- TASK
Scan the entries for "ylabel". Every line that holds it is to be copied.

- Data items

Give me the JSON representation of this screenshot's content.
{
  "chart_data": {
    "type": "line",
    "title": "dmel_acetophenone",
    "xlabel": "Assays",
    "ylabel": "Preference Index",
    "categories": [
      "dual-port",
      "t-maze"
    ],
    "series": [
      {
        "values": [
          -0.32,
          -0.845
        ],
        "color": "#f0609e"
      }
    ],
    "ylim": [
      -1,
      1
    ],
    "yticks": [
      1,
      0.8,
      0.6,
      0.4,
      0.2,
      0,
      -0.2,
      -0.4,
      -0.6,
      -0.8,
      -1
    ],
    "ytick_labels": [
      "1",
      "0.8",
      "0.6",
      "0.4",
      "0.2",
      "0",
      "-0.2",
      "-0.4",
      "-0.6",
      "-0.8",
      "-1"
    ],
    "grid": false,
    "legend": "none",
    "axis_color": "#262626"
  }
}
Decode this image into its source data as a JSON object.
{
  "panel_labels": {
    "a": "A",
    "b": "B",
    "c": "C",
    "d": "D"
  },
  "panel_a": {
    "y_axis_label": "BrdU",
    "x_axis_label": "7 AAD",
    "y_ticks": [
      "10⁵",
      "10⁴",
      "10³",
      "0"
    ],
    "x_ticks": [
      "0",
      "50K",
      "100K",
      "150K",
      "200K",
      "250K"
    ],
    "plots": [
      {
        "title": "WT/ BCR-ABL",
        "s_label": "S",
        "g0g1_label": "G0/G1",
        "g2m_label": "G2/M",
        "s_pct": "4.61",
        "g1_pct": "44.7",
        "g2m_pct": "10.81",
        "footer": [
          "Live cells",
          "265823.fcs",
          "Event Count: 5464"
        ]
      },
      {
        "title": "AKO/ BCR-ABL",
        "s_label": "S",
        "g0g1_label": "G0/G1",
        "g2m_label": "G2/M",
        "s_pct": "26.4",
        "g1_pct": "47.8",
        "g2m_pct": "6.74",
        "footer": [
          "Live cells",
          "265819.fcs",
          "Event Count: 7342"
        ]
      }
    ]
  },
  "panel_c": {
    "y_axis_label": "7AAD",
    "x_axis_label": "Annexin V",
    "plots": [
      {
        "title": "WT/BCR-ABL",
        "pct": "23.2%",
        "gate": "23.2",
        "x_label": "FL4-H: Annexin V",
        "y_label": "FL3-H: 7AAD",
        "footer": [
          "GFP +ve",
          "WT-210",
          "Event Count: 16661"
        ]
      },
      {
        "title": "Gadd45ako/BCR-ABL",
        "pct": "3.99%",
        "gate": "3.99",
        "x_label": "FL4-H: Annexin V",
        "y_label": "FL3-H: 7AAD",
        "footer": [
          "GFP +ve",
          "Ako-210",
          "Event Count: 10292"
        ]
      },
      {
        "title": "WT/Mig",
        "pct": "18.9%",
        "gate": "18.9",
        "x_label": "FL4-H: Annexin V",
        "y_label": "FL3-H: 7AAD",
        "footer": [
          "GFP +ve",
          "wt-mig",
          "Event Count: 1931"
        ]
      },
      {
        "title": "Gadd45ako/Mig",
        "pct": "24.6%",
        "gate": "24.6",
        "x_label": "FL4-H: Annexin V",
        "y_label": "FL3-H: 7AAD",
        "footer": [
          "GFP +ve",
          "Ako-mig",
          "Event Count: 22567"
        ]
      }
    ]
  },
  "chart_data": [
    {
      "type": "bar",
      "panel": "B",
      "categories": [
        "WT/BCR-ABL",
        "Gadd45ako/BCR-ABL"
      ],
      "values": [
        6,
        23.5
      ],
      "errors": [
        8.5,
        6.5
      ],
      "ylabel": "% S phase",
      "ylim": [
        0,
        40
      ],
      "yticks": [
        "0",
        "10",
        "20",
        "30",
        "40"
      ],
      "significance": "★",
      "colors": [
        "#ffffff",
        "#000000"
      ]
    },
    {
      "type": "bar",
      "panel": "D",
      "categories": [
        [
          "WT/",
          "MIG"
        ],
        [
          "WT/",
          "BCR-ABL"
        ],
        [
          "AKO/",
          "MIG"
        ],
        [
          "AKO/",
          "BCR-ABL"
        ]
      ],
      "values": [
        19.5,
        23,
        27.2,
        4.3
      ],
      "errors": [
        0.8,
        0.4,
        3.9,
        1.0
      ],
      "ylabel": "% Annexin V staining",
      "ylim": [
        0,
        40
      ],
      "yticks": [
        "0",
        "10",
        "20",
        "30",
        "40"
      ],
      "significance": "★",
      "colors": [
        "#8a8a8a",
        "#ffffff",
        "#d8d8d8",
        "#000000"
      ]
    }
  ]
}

- REPLY TO THE EXERCISE
    "ylabel": "Preference Index",
      "ylabel": "% S phase",
      "ylabel": "% Annexin V staining",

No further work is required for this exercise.